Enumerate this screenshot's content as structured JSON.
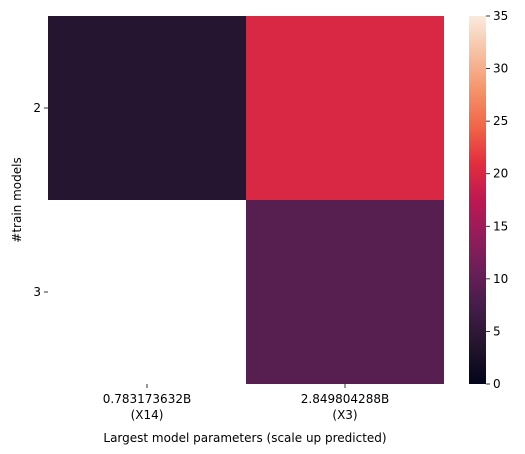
{
  "chart_data": {
    "type": "heatmap",
    "title": "",
    "xlabel": "Largest model parameters (scale up predicted)",
    "ylabel": "#train models",
    "x_categories": [
      {
        "line1": "0.783173632B",
        "line2": "(X14)"
      },
      {
        "line1": "2.849804288B",
        "line2": "(X3)"
      }
    ],
    "y_categories": [
      "2",
      "3"
    ],
    "values": [
      [
        4,
        20
      ],
      [
        null,
        9
      ]
    ],
    "colorbar": {
      "min": 0,
      "max": 35,
      "ticks": [
        "0",
        "5",
        "10",
        "15",
        "20",
        "25",
        "30",
        "35"
      ],
      "colormap": "rocket"
    },
    "grid": false,
    "legend": "colorbar-right"
  }
}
·····
## SHORT PROBLEM:
Reproduce the data word for word, excluding its pictures.

## RESPONSE:
Enumerate this screenshot's content as structured JSON.
{
  "chart_data": {
    "type": "heatmap",
    "title": "",
    "xlabel": "Largest model parameters (scale up predicted)",
    "ylabel": "#train models",
    "x_categories": [
      {
        "line1": "0.783173632B",
        "line2": "(X14)"
      },
      {
        "line1": "2.849804288B",
        "line2": "(X3)"
      }
    ],
    "y_categories": [
      "2",
      "3"
    ],
    "values": [
      [
        4,
        20
      ],
      [
        null,
        9
      ]
    ],
    "colorbar": {
      "min": 0,
      "max": 35,
      "ticks": [
        "0",
        "5",
        "10",
        "15",
        "20",
        "25",
        "30",
        "35"
      ],
      "colormap": "rocket"
    },
    "grid": false,
    "legend": "colorbar-right"
  }
}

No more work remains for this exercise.